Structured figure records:
*****

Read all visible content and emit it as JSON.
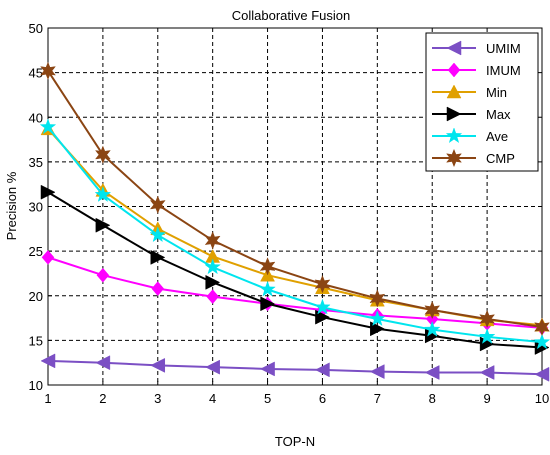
{
  "chart_data": {
    "type": "line",
    "title": "Collaborative Fusion",
    "xlabel": "TOP-N",
    "ylabel": "Precision %",
    "x": [
      1,
      2,
      3,
      4,
      5,
      6,
      7,
      8,
      9,
      10
    ],
    "xlim": [
      1,
      10
    ],
    "ylim": [
      10,
      50
    ],
    "yticks": [
      10,
      15,
      20,
      25,
      30,
      35,
      40,
      45,
      50
    ],
    "grid": true,
    "legend_position": "top-right",
    "series": [
      {
        "name": "UMIM",
        "color": "#7b4fc4",
        "marker": "triangle-left",
        "values": [
          12.7,
          12.5,
          12.2,
          12.0,
          11.8,
          11.7,
          11.5,
          11.4,
          11.4,
          11.2
        ]
      },
      {
        "name": "IMUM",
        "color": "#ff00ff",
        "marker": "diamond",
        "values": [
          24.3,
          22.3,
          20.8,
          19.9,
          19.1,
          18.4,
          17.8,
          17.4,
          16.9,
          16.4
        ]
      },
      {
        "name": "Min",
        "color": "#e0a000",
        "marker": "triangle-up",
        "values": [
          38.7,
          31.8,
          27.5,
          24.4,
          22.3,
          20.9,
          19.5,
          18.4,
          17.3,
          16.7
        ]
      },
      {
        "name": "Max",
        "color": "#000000",
        "marker": "triangle-right",
        "values": [
          31.6,
          27.9,
          24.3,
          21.5,
          19.1,
          17.6,
          16.3,
          15.5,
          14.6,
          14.2
        ]
      },
      {
        "name": "Ave",
        "color": "#00e5ee",
        "marker": "star",
        "values": [
          38.9,
          31.3,
          26.8,
          23.2,
          20.7,
          18.7,
          17.4,
          16.2,
          15.4,
          14.8
        ]
      },
      {
        "name": "CMP",
        "color": "#8b4513",
        "marker": "hexagram",
        "values": [
          45.2,
          35.8,
          30.2,
          26.2,
          23.3,
          21.3,
          19.7,
          18.4,
          17.4,
          16.5
        ]
      }
    ]
  }
}
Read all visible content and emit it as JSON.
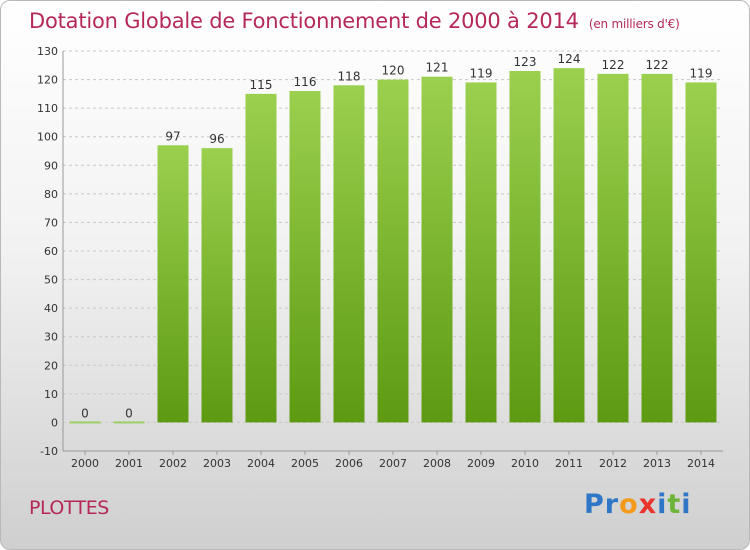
{
  "title": {
    "main": "Dotation Globale de Fonctionnement de 2000 à 2014",
    "unit": "(en milliers d'€)"
  },
  "commune": "PLOTTES",
  "logo": {
    "text": "Proxiti",
    "letters": [
      {
        "ch": "P",
        "color": "#2f76c6"
      },
      {
        "ch": "r",
        "color": "#2f76c6"
      },
      {
        "ch": "o",
        "color": "#f39a1c"
      },
      {
        "ch": "x",
        "color": "#e8342d"
      },
      {
        "ch": "i",
        "color": "#2f76c6"
      },
      {
        "ch": "t",
        "color": "#6db53a"
      },
      {
        "ch": "i",
        "color": "#2f76c6"
      }
    ]
  },
  "colors": {
    "title": "#b5285a",
    "bar_top": "#9bd04e",
    "bar_bottom": "#5d9a12",
    "grid": "#c8c8c8",
    "zero_bar": "#9ecf62"
  },
  "chart_data": {
    "type": "bar",
    "title": "Dotation Globale de Fonctionnement de 2000 à 2014",
    "subtitle": "(en milliers d'€)",
    "categories": [
      "2000",
      "2001",
      "2002",
      "2003",
      "2004",
      "2005",
      "2006",
      "2007",
      "2008",
      "2009",
      "2010",
      "2011",
      "2012",
      "2013",
      "2014"
    ],
    "values": [
      0,
      0,
      97,
      96,
      115,
      116,
      118,
      120,
      121,
      119,
      123,
      124,
      122,
      122,
      119
    ],
    "ylim": [
      -10,
      130
    ],
    "yticks": [
      -10,
      0,
      10,
      20,
      30,
      40,
      50,
      60,
      70,
      80,
      90,
      100,
      110,
      120,
      130
    ],
    "grid": true,
    "data_labels": true
  }
}
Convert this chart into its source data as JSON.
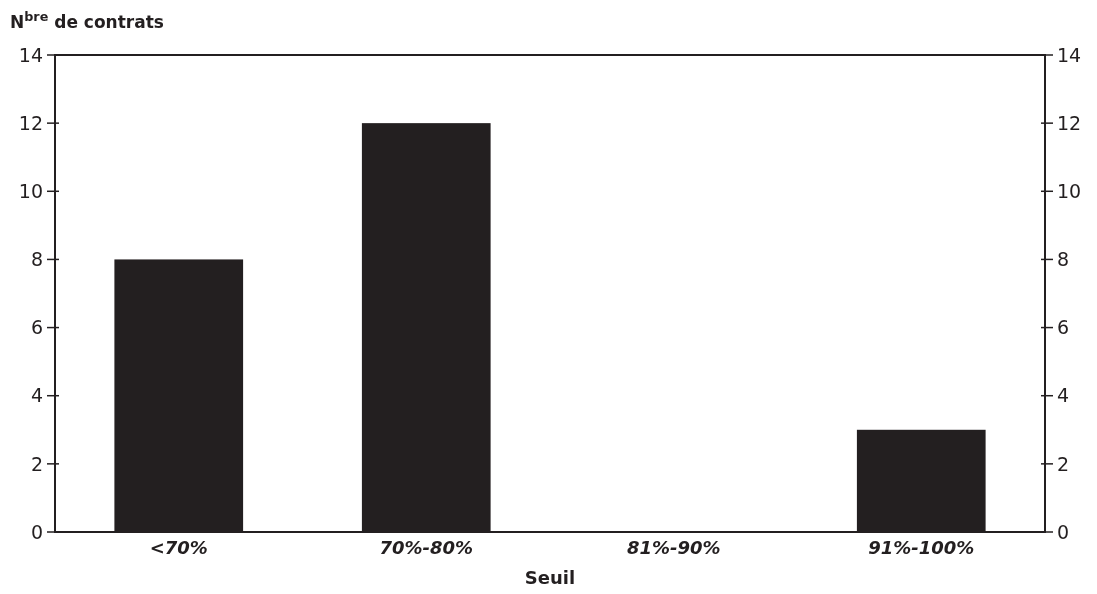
{
  "chart_data": {
    "type": "bar",
    "ylabel": "N$^{bre}$ de contrats",
    "xlabel": "Seuil",
    "categories": [
      "<70%",
      "70%-80%",
      "81%-90%",
      "91%-100%"
    ],
    "values": [
      8,
      12,
      0,
      3
    ],
    "color": "#231f20",
    "ylim": [
      0,
      14
    ],
    "yticks": [
      0,
      2,
      4,
      6,
      8,
      10,
      12,
      14
    ],
    "y2lim": [
      0,
      14
    ],
    "y2ticks": [
      0,
      2,
      4,
      6,
      8,
      10,
      12,
      14
    ],
    "grid": false
  }
}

*****

Exercise aim ::
Lines containing the word "Globale" are to be counted in the listing; state their number alone.

Task result ::
2